■ DATA PROVIDED
────

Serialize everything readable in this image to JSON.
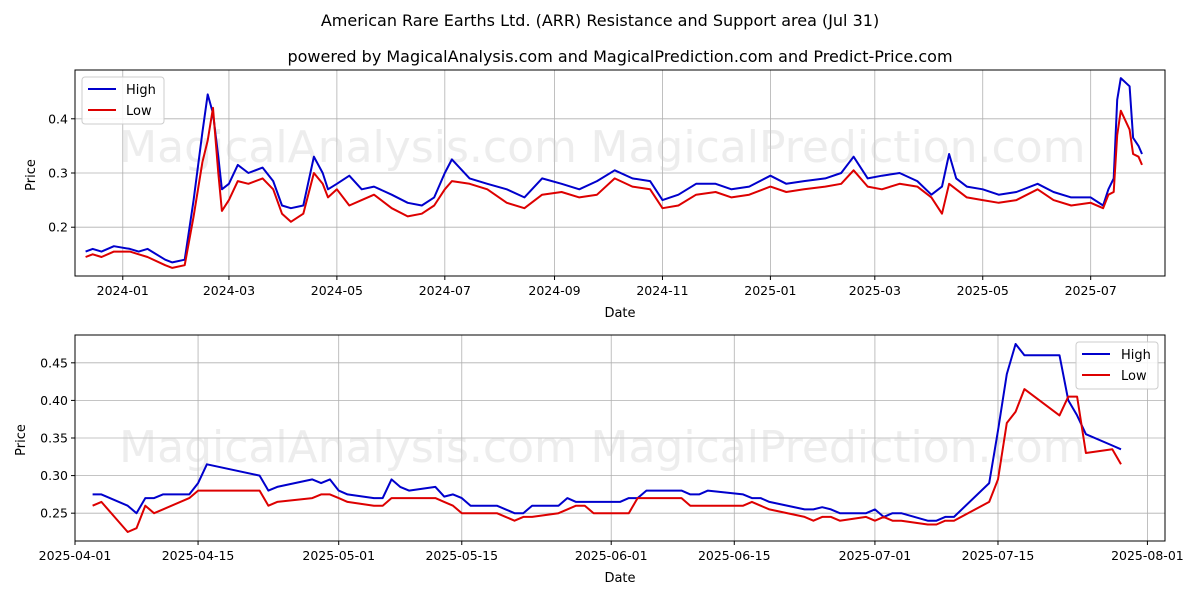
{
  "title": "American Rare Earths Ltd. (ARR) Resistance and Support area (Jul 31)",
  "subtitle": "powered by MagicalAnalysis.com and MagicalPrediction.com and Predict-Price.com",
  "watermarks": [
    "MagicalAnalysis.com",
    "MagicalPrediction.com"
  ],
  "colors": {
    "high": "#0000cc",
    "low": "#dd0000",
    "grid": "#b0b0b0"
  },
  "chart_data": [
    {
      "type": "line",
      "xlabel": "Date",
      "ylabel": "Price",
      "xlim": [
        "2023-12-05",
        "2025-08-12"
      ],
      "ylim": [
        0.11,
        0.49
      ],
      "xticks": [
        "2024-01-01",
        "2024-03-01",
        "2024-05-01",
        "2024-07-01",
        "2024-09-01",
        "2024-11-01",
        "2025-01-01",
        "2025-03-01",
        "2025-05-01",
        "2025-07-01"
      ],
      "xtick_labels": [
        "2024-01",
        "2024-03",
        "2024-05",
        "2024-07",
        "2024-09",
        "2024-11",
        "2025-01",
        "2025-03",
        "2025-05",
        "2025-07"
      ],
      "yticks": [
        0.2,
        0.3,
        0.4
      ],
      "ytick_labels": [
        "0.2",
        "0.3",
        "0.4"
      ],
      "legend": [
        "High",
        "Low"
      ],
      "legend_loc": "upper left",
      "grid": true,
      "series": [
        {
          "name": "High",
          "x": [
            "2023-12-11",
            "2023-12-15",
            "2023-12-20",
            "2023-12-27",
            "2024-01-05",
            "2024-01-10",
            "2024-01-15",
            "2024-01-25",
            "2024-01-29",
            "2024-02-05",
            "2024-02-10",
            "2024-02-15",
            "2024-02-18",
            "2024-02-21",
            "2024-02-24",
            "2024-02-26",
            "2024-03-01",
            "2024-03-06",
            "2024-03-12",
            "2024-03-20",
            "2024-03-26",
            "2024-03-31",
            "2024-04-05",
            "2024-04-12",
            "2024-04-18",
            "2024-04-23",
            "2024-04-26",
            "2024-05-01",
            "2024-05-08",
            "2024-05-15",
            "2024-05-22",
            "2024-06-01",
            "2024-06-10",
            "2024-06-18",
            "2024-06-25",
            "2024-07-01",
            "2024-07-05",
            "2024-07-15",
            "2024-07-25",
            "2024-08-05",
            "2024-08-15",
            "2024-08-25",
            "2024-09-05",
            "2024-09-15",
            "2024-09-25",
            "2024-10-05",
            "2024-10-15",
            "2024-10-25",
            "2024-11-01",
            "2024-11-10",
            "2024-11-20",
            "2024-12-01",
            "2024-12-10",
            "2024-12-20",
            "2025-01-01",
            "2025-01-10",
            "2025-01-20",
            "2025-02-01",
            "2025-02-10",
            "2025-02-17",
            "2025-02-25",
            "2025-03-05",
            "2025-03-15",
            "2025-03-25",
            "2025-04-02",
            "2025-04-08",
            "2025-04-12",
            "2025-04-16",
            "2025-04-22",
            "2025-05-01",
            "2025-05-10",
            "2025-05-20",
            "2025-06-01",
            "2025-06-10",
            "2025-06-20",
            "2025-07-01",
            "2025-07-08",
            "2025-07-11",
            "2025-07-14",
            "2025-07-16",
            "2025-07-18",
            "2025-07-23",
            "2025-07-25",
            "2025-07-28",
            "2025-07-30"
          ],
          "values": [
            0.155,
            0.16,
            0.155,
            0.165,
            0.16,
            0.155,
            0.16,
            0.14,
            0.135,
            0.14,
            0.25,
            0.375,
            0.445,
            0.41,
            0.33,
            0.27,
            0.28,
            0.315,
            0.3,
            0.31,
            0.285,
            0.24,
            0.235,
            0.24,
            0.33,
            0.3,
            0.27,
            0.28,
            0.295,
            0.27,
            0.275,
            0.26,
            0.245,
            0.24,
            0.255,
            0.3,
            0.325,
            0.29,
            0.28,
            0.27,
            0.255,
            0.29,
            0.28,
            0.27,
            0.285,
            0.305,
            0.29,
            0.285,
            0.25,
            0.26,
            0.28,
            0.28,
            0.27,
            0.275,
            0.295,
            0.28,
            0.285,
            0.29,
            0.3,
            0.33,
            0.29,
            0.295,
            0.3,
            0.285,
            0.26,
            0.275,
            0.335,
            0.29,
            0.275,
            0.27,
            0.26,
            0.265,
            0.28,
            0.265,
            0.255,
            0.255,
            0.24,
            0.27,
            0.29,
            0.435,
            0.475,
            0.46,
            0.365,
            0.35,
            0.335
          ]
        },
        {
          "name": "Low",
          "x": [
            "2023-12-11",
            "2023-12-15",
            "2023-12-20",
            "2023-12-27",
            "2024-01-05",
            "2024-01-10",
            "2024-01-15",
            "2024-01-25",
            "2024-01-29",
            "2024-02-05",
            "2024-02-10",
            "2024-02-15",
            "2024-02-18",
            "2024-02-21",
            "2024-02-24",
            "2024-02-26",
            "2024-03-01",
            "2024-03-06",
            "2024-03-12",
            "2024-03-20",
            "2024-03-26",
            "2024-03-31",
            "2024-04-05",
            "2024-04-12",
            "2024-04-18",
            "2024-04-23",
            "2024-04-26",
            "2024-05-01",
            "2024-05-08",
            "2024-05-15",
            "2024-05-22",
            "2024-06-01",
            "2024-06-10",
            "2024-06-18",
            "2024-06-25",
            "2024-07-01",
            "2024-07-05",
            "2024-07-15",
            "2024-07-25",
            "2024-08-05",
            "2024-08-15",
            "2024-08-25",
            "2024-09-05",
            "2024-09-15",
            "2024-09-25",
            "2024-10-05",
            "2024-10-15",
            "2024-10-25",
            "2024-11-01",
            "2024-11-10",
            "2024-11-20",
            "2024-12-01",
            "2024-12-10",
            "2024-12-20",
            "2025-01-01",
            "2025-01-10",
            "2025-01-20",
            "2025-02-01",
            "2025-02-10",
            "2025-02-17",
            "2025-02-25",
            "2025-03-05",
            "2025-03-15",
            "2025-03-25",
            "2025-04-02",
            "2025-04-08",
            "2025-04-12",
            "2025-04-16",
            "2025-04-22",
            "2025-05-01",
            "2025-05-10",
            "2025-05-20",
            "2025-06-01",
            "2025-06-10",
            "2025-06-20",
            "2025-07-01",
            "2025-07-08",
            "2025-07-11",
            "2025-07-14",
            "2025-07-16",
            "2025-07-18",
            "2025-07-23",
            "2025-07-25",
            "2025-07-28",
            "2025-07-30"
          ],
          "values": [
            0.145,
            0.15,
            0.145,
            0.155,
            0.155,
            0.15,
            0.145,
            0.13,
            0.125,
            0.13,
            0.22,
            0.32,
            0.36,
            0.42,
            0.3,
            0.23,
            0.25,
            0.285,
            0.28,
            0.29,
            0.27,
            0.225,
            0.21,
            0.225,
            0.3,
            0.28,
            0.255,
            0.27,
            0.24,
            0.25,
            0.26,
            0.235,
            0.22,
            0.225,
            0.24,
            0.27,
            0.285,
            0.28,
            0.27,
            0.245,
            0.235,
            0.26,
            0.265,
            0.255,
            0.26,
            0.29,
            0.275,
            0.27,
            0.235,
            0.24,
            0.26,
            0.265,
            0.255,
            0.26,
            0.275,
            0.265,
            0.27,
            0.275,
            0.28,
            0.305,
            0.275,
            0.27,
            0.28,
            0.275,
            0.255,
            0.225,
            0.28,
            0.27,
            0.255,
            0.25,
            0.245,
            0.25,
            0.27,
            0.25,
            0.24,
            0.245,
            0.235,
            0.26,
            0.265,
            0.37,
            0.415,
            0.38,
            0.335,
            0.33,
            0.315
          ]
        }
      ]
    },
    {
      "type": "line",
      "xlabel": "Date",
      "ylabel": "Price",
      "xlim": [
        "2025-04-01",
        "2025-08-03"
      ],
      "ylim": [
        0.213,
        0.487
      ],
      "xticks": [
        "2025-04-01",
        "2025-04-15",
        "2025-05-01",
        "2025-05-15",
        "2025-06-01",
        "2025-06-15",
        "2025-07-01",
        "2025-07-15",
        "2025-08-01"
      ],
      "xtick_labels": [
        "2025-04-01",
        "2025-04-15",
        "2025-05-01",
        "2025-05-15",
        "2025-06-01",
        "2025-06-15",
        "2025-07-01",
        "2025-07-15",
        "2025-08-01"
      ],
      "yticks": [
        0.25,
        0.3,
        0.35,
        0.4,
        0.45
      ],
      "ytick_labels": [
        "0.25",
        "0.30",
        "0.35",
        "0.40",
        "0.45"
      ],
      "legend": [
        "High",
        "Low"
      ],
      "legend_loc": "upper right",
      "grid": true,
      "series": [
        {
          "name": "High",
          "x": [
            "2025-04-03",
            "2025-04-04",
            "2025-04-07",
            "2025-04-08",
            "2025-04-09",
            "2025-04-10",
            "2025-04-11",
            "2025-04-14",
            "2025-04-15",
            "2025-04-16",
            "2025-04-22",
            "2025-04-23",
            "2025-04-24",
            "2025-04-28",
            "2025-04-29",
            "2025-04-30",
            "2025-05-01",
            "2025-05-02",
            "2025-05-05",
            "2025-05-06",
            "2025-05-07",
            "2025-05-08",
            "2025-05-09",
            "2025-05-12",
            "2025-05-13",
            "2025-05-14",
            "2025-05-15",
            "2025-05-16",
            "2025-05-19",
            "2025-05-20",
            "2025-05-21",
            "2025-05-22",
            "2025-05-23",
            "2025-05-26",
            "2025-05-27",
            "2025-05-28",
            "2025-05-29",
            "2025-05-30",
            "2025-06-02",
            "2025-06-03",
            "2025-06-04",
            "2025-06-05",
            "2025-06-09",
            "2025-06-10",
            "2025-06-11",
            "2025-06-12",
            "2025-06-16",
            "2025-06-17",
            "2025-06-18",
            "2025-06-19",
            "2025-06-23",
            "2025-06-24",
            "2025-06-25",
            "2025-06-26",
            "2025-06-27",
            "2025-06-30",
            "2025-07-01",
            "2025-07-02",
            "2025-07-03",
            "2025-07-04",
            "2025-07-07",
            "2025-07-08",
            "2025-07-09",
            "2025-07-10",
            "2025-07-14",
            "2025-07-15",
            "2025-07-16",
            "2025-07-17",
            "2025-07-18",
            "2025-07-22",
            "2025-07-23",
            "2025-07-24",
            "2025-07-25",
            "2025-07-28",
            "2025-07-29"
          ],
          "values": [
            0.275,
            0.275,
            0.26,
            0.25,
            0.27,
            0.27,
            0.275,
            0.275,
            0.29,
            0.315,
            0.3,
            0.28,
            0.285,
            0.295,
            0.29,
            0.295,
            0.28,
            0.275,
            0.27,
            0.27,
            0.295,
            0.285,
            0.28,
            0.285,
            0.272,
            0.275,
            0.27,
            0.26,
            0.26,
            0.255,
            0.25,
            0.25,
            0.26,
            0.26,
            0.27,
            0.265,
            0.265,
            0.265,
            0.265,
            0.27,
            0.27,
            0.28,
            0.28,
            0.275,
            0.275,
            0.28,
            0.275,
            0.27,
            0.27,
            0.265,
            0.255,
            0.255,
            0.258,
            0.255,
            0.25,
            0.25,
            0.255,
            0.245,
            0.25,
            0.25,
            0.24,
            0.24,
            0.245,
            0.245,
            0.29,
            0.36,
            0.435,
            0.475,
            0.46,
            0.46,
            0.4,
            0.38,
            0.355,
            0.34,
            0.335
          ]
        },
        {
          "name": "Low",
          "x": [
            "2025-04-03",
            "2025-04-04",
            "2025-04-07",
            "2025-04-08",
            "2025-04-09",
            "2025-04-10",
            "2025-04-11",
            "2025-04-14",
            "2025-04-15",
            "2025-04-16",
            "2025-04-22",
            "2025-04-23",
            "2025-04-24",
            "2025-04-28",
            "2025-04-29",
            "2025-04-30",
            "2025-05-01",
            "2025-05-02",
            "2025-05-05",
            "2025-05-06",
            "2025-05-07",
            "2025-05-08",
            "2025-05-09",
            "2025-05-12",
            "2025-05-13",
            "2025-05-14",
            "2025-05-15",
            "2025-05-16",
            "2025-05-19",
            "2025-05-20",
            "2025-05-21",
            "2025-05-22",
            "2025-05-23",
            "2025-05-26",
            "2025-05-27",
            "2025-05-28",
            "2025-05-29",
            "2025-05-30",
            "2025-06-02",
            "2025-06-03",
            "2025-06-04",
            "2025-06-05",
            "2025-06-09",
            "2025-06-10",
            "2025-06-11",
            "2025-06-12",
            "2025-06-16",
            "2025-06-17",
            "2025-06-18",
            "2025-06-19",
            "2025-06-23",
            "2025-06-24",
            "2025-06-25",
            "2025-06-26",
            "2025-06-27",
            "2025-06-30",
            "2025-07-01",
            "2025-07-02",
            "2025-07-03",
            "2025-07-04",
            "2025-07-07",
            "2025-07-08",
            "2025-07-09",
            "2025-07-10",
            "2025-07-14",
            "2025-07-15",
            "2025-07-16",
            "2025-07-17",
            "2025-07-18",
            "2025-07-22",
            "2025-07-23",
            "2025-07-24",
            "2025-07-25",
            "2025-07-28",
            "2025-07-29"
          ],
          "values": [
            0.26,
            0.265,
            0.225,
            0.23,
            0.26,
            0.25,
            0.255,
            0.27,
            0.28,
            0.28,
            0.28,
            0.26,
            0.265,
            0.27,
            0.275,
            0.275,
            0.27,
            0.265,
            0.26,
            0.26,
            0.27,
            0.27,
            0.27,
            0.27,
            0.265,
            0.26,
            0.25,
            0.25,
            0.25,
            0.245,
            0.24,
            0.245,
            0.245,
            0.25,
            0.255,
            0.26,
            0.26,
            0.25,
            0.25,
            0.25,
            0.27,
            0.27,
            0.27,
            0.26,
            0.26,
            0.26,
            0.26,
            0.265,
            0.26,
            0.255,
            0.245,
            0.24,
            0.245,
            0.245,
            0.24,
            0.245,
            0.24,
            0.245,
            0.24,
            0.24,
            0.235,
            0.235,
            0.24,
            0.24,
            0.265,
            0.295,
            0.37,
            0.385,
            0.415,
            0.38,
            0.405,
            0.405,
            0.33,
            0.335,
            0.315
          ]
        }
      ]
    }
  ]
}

────

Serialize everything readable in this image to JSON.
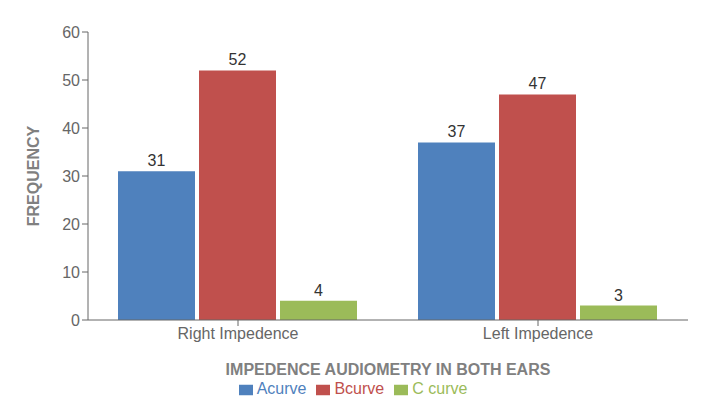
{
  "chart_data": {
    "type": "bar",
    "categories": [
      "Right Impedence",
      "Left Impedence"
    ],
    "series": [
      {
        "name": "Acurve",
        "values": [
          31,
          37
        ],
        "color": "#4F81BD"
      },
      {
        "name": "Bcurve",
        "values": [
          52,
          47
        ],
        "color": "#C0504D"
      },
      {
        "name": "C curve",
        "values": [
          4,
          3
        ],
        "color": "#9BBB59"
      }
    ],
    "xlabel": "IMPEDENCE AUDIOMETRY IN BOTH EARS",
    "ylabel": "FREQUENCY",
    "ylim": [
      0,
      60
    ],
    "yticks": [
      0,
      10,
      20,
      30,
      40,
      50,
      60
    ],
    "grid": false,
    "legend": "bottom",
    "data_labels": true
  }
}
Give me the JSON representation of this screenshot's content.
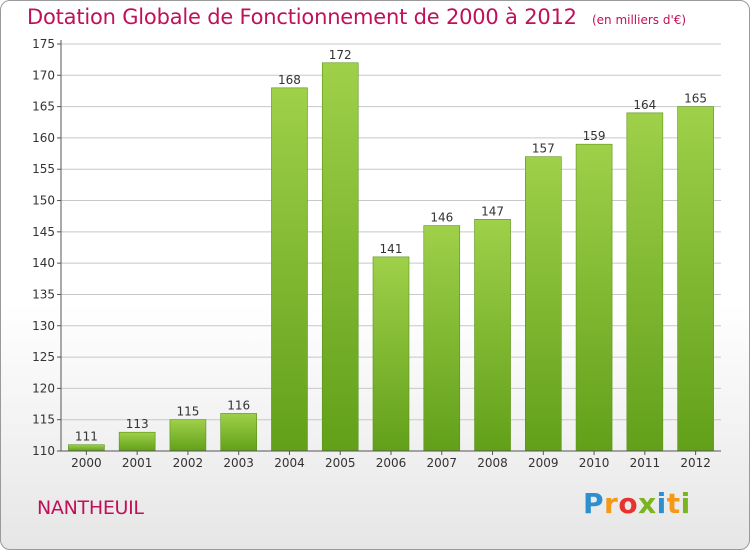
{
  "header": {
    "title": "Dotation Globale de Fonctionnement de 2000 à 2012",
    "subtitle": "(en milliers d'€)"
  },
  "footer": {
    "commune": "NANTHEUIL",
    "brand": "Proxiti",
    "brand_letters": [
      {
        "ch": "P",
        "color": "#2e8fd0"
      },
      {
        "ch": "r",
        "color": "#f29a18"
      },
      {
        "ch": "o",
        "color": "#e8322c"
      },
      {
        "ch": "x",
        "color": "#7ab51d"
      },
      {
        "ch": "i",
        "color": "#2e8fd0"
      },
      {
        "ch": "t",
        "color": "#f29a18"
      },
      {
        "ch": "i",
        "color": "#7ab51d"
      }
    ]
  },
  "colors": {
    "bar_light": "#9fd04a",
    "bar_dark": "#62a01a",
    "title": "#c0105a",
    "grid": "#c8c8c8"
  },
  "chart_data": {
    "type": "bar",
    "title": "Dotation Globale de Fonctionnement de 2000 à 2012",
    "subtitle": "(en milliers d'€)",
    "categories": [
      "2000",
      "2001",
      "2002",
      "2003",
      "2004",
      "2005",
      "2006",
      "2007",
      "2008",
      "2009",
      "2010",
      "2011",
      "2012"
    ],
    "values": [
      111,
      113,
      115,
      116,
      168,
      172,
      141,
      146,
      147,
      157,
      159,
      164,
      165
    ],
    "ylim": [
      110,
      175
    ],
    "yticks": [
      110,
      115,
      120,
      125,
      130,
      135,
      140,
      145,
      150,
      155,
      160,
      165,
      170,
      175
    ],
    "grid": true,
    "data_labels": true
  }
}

────

■ SET TASK
Write out each line of the data that holds the string "subtitle".

■ REPLY TO THE EXERCISE
  "subtitle": "powered by MagicalAnalysis.com and MagicalPrediction.com and Predict-Price.com",
    "subtitle": "(en milliers d'€)"
    "subtitle": "(en milliers d'€)",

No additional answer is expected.